Data provided:
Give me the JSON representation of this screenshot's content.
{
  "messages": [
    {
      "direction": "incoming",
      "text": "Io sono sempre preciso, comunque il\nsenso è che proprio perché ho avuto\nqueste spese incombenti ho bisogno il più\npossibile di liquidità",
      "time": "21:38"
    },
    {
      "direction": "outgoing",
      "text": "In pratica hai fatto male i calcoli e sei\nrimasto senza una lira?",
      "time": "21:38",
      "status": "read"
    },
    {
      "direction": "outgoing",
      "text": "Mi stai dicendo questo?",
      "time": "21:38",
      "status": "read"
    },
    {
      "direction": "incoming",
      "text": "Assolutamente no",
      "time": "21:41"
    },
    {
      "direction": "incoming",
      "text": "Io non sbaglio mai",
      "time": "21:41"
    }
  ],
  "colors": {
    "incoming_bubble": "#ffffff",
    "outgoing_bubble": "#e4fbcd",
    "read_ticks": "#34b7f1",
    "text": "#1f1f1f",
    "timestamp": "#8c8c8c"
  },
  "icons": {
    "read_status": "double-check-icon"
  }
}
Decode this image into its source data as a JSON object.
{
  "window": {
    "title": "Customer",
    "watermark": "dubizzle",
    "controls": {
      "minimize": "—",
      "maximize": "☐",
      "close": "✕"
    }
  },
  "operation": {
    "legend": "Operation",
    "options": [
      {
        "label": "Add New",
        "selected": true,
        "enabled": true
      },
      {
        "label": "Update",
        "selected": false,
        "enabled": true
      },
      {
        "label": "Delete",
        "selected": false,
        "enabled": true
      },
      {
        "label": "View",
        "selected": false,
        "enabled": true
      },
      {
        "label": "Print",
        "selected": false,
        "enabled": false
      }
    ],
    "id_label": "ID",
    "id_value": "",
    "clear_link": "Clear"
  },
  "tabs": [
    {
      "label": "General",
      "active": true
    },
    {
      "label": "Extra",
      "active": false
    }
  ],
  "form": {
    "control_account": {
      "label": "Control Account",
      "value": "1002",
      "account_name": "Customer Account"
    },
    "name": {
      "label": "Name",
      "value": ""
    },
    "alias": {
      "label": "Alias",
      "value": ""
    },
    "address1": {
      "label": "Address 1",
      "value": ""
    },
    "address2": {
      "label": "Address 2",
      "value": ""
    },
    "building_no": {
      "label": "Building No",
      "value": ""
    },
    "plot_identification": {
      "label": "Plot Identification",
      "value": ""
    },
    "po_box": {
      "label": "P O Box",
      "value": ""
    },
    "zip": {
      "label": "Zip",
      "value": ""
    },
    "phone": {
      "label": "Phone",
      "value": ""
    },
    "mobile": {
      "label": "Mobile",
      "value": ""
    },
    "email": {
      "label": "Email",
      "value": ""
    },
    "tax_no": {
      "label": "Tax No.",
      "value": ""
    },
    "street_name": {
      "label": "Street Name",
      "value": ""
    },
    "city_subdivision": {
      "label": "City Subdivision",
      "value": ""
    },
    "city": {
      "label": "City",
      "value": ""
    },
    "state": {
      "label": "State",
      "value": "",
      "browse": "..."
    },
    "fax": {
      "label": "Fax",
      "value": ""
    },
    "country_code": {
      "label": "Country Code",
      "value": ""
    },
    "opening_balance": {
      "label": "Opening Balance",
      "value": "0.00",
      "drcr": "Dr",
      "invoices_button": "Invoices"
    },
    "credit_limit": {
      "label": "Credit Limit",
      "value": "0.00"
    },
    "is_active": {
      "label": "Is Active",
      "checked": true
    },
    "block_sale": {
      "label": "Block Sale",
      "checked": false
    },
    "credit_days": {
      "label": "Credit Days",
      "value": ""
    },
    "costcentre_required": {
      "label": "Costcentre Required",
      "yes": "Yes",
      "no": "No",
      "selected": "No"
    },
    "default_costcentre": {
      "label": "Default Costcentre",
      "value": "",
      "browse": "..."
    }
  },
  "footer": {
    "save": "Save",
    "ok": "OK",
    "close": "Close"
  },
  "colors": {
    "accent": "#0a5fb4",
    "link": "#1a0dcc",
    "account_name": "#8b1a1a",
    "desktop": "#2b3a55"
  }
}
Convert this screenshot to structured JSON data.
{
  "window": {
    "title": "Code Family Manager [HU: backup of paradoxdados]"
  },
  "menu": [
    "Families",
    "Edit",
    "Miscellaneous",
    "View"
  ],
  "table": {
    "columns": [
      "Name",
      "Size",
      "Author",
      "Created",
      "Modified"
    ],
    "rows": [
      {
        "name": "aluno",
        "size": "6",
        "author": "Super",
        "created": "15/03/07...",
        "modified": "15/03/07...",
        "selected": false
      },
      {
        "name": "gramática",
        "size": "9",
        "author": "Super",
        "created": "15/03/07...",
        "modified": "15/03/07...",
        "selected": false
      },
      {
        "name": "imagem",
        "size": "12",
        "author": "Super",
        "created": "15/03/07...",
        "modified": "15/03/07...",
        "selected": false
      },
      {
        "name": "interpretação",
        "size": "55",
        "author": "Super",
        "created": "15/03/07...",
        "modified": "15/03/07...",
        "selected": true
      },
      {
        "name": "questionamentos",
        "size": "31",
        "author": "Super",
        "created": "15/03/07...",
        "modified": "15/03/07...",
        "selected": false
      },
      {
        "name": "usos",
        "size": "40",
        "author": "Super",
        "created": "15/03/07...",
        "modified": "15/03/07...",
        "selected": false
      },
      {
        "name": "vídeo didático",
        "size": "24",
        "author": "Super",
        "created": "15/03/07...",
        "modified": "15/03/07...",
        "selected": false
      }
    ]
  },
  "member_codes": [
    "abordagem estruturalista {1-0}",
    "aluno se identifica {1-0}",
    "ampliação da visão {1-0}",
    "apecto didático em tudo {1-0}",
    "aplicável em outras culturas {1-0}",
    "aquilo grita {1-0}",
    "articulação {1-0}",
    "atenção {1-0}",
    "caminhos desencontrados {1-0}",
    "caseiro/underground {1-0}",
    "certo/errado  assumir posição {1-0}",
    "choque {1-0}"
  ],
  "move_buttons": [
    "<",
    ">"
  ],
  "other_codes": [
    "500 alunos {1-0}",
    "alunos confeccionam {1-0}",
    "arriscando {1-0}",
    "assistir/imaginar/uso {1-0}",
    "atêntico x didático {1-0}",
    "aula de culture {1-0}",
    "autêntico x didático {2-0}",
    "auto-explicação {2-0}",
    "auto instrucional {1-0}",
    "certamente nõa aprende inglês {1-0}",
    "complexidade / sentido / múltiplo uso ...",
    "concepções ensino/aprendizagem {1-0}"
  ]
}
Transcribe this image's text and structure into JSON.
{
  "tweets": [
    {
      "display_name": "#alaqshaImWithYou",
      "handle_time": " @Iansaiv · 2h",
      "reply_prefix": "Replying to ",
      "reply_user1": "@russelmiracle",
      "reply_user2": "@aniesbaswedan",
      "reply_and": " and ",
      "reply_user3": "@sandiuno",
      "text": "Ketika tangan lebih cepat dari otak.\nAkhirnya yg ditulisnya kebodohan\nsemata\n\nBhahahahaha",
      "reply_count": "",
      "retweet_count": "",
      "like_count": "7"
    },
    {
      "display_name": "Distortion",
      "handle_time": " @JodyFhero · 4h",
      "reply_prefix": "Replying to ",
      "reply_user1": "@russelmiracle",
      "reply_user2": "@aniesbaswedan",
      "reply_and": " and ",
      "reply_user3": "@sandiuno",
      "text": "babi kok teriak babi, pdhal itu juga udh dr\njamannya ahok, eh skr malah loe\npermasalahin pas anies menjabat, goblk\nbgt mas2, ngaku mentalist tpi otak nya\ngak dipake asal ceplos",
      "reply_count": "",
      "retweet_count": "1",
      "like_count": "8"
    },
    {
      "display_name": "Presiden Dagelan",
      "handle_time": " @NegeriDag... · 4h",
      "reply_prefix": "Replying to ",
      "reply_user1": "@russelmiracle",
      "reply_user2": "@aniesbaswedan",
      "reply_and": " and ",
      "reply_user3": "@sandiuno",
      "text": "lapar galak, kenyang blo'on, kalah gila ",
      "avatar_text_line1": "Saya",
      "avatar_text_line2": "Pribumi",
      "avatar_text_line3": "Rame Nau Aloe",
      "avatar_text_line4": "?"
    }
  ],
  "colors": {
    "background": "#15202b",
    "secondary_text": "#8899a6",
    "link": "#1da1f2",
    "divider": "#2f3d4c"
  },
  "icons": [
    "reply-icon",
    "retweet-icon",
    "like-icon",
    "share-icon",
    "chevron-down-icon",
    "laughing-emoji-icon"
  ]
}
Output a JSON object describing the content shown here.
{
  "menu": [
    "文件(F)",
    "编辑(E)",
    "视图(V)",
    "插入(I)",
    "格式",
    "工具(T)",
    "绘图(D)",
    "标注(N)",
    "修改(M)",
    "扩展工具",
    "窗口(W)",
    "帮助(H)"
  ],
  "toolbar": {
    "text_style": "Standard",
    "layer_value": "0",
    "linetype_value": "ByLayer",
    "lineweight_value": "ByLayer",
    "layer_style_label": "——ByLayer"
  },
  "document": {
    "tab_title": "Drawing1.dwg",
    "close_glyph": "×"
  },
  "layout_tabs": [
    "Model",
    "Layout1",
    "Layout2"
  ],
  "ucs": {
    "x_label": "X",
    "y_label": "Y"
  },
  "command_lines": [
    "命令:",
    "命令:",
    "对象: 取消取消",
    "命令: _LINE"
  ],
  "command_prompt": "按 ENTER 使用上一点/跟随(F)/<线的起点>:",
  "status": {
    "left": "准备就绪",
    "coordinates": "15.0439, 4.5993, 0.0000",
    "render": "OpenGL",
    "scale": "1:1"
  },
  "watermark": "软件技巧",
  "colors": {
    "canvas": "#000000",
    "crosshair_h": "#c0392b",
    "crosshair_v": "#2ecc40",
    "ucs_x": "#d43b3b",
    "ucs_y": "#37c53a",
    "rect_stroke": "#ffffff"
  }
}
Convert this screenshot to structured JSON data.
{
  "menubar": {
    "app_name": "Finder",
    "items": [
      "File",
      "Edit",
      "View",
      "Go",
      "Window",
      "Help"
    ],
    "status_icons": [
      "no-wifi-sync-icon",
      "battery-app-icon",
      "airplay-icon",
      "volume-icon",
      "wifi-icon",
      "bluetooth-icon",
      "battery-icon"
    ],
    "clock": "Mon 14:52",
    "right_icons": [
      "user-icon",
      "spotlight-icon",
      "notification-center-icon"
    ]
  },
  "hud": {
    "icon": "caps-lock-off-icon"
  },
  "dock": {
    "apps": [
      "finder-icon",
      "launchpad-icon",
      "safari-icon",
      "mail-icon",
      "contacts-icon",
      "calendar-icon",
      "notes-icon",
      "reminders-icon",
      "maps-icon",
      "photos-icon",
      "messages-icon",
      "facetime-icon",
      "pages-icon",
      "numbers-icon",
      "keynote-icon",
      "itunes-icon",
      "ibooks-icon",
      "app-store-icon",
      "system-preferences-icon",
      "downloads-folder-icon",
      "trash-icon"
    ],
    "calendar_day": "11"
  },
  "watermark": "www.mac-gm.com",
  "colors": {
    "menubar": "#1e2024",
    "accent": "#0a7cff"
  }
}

Objective: Collect the complete line wherever the string "didático" appears in the records.

Expected answer:
        "name": "vídeo didático",
    "apecto didático em tudo {1-0}",
    "atêntico x didático {1-0}",
    "autêntico x didático {2-0}",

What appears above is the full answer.